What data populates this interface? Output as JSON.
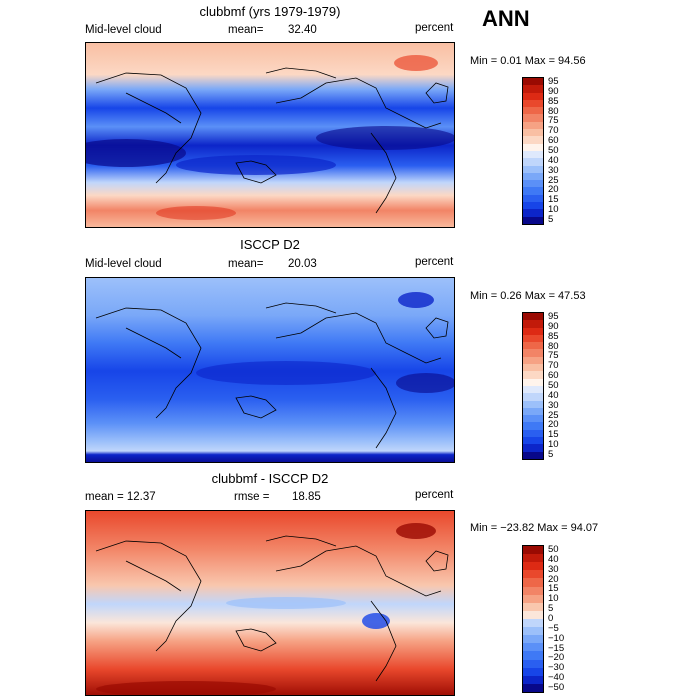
{
  "season": "ANN",
  "colors": {
    "scale_pos": [
      "#08088a",
      "#0c25c9",
      "#1745e8",
      "#2a5ff0",
      "#3f79f5",
      "#5b90f7",
      "#7aa8f8",
      "#9cc0fa",
      "#c0d6fb",
      "#dfe9fc",
      "#fff4ec",
      "#fcd8c4",
      "#f9bfa3",
      "#f6a284",
      "#f28466",
      "#ee6748",
      "#e9482c",
      "#dd2a14",
      "#c21a0a",
      "#9a0a02"
    ],
    "scale_diff": [
      "#08088a",
      "#0c25c9",
      "#1745e8",
      "#2a5ff0",
      "#3f79f5",
      "#5b90f7",
      "#7aa8f8",
      "#9cc0fa",
      "#c0d6fb",
      "#fbe6da",
      "#f9c7ae",
      "#f6a284",
      "#f28466",
      "#ee6748",
      "#e9482c",
      "#dd2a14",
      "#c21a0a",
      "#9a0a02"
    ]
  },
  "panels": [
    {
      "title": "clubbmf (yrs 1979-1979)",
      "left_label": "Mid-level cloud",
      "stat_label": "mean=",
      "stat_value": "32.40",
      "unit": "percent",
      "minmax": "Min =    0.01 Max =   94.56",
      "colorbar_ticks": [
        "95",
        "90",
        "85",
        "80",
        "75",
        "70",
        "60",
        "50",
        "40",
        "30",
        "25",
        "20",
        "15",
        "10",
        "5"
      ]
    },
    {
      "title": "ISCCP D2",
      "left_label": "Mid-level cloud",
      "stat_label": "mean=",
      "stat_value": "20.03",
      "unit": "percent",
      "minmax": "Min =    0.26 Max =   47.53",
      "colorbar_ticks": [
        "95",
        "90",
        "85",
        "80",
        "75",
        "70",
        "60",
        "50",
        "40",
        "30",
        "25",
        "20",
        "15",
        "10",
        "5"
      ]
    },
    {
      "title": "clubbmf - ISCCP D2",
      "left_label": "mean =   12.37",
      "stat_label": "rmse =",
      "stat_value": "18.85",
      "unit": "percent",
      "minmax": "Min = −23.82 Max =   94.07",
      "colorbar_ticks": [
        "50",
        "40",
        "30",
        "20",
        "15",
        "10",
        "5",
        "0",
        "−5",
        "−10",
        "−15",
        "−20",
        "−30",
        "−40",
        "−50"
      ]
    }
  ],
  "chart_data": [
    {
      "type": "heatmap",
      "title": "clubbmf (yrs 1979-1979)",
      "variable": "Mid-level cloud",
      "units": "percent",
      "mean": 32.4,
      "min": 0.01,
      "max": 94.56,
      "levels": [
        5,
        10,
        15,
        20,
        25,
        30,
        40,
        50,
        60,
        70,
        75,
        80,
        85,
        90,
        95
      ],
      "lat_band_values": [
        {
          "lat": 80,
          "value": 65
        },
        {
          "lat": 60,
          "value": 55
        },
        {
          "lat": 40,
          "value": 20
        },
        {
          "lat": 20,
          "value": 10
        },
        {
          "lat": 0,
          "value": 15
        },
        {
          "lat": -20,
          "value": 5
        },
        {
          "lat": -40,
          "value": 40
        },
        {
          "lat": -60,
          "value": 70
        },
        {
          "lat": -80,
          "value": 60
        }
      ]
    },
    {
      "type": "heatmap",
      "title": "ISCCP D2",
      "variable": "Mid-level cloud",
      "units": "percent",
      "mean": 20.03,
      "min": 0.26,
      "max": 47.53,
      "levels": [
        5,
        10,
        15,
        20,
        25,
        30,
        40,
        50,
        60,
        70,
        75,
        80,
        85,
        90,
        95
      ],
      "lat_band_values": [
        {
          "lat": 80,
          "value": 30
        },
        {
          "lat": 60,
          "value": 28
        },
        {
          "lat": 40,
          "value": 22
        },
        {
          "lat": 20,
          "value": 15
        },
        {
          "lat": 0,
          "value": 20
        },
        {
          "lat": -20,
          "value": 12
        },
        {
          "lat": -40,
          "value": 20
        },
        {
          "lat": -60,
          "value": 30
        },
        {
          "lat": -80,
          "value": 5
        }
      ]
    },
    {
      "type": "heatmap",
      "title": "clubbmf - ISCCP D2",
      "variable": "Mid-level cloud",
      "units": "percent",
      "mean": 12.37,
      "rmse": 18.85,
      "min": -23.82,
      "max": 94.07,
      "levels": [
        -50,
        -40,
        -30,
        -20,
        -15,
        -10,
        -5,
        0,
        5,
        10,
        15,
        20,
        30,
        40,
        50
      ],
      "lat_band_values": [
        {
          "lat": 80,
          "value": 35
        },
        {
          "lat": 60,
          "value": 30
        },
        {
          "lat": 40,
          "value": 15
        },
        {
          "lat": 20,
          "value": 5
        },
        {
          "lat": 0,
          "value": -5
        },
        {
          "lat": -20,
          "value": 5
        },
        {
          "lat": -40,
          "value": 15
        },
        {
          "lat": -60,
          "value": 45
        },
        {
          "lat": -80,
          "value": 50
        }
      ]
    }
  ]
}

++++++++++

WRITTEN TASK: Reproduce each record from above exactly; pictures do not belong in the copy.

COMPLETED EXERCISE:
What data populates this interface? Output as JSON.
{
  "season": "ANN",
  "colors": {
    "scale_pos": [
      "#08088a",
      "#0c25c9",
      "#1745e8",
      "#2a5ff0",
      "#3f79f5",
      "#5b90f7",
      "#7aa8f8",
      "#9cc0fa",
      "#c0d6fb",
      "#dfe9fc",
      "#fff4ec",
      "#fcd8c4",
      "#f9bfa3",
      "#f6a284",
      "#f28466",
      "#ee6748",
      "#e9482c",
      "#dd2a14",
      "#c21a0a",
      "#9a0a02"
    ],
    "scale_diff": [
      "#08088a",
      "#0c25c9",
      "#1745e8",
      "#2a5ff0",
      "#3f79f5",
      "#5b90f7",
      "#7aa8f8",
      "#9cc0fa",
      "#c0d6fb",
      "#fbe6da",
      "#f9c7ae",
      "#f6a284",
      "#f28466",
      "#ee6748",
      "#e9482c",
      "#dd2a14",
      "#c21a0a",
      "#9a0a02"
    ]
  },
  "panels": [
    {
      "title": "clubbmf (yrs 1979-1979)",
      "left_label": "Mid-level cloud",
      "stat_label": "mean=",
      "stat_value": "32.40",
      "unit": "percent",
      "minmax": "Min =    0.01 Max =   94.56",
      "colorbar_ticks": [
        "95",
        "90",
        "85",
        "80",
        "75",
        "70",
        "60",
        "50",
        "40",
        "30",
        "25",
        "20",
        "15",
        "10",
        "5"
      ]
    },
    {
      "title": "ISCCP D2",
      "left_label": "Mid-level cloud",
      "stat_label": "mean=",
      "stat_value": "20.03",
      "unit": "percent",
      "minmax": "Min =    0.26 Max =   47.53",
      "colorbar_ticks": [
        "95",
        "90",
        "85",
        "80",
        "75",
        "70",
        "60",
        "50",
        "40",
        "30",
        "25",
        "20",
        "15",
        "10",
        "5"
      ]
    },
    {
      "title": "clubbmf - ISCCP D2",
      "left_label": "mean =   12.37",
      "stat_label": "rmse =",
      "stat_value": "18.85",
      "unit": "percent",
      "minmax": "Min = −23.82 Max =   94.07",
      "colorbar_ticks": [
        "50",
        "40",
        "30",
        "20",
        "15",
        "10",
        "5",
        "0",
        "−5",
        "−10",
        "−15",
        "−20",
        "−30",
        "−40",
        "−50"
      ]
    }
  ],
  "chart_data": [
    {
      "type": "heatmap",
      "title": "clubbmf (yrs 1979-1979)",
      "variable": "Mid-level cloud",
      "units": "percent",
      "mean": 32.4,
      "min": 0.01,
      "max": 94.56,
      "levels": [
        5,
        10,
        15,
        20,
        25,
        30,
        40,
        50,
        60,
        70,
        75,
        80,
        85,
        90,
        95
      ],
      "lat_band_values": [
        {
          "lat": 80,
          "value": 65
        },
        {
          "lat": 60,
          "value": 55
        },
        {
          "lat": 40,
          "value": 20
        },
        {
          "lat": 20,
          "value": 10
        },
        {
          "lat": 0,
          "value": 15
        },
        {
          "lat": -20,
          "value": 5
        },
        {
          "lat": -40,
          "value": 40
        },
        {
          "lat": -60,
          "value": 70
        },
        {
          "lat": -80,
          "value": 60
        }
      ]
    },
    {
      "type": "heatmap",
      "title": "ISCCP D2",
      "variable": "Mid-level cloud",
      "units": "percent",
      "mean": 20.03,
      "min": 0.26,
      "max": 47.53,
      "levels": [
        5,
        10,
        15,
        20,
        25,
        30,
        40,
        50,
        60,
        70,
        75,
        80,
        85,
        90,
        95
      ],
      "lat_band_values": [
        {
          "lat": 80,
          "value": 30
        },
        {
          "lat": 60,
          "value": 28
        },
        {
          "lat": 40,
          "value": 22
        },
        {
          "lat": 20,
          "value": 15
        },
        {
          "lat": 0,
          "value": 20
        },
        {
          "lat": -20,
          "value": 12
        },
        {
          "lat": -40,
          "value": 20
        },
        {
          "lat": -60,
          "value": 30
        },
        {
          "lat": -80,
          "value": 5
        }
      ]
    },
    {
      "type": "heatmap",
      "title": "clubbmf - ISCCP D2",
      "variable": "Mid-level cloud",
      "units": "percent",
      "mean": 12.37,
      "rmse": 18.85,
      "min": -23.82,
      "max": 94.07,
      "levels": [
        -50,
        -40,
        -30,
        -20,
        -15,
        -10,
        -5,
        0,
        5,
        10,
        15,
        20,
        30,
        40,
        50
      ],
      "lat_band_values": [
        {
          "lat": 80,
          "value": 35
        },
        {
          "lat": 60,
          "value": 30
        },
        {
          "lat": 40,
          "value": 15
        },
        {
          "lat": 20,
          "value": 5
        },
        {
          "lat": 0,
          "value": -5
        },
        {
          "lat": -20,
          "value": 5
        },
        {
          "lat": -40,
          "value": 15
        },
        {
          "lat": -60,
          "value": 45
        },
        {
          "lat": -80,
          "value": 50
        }
      ]
    }
  ]
}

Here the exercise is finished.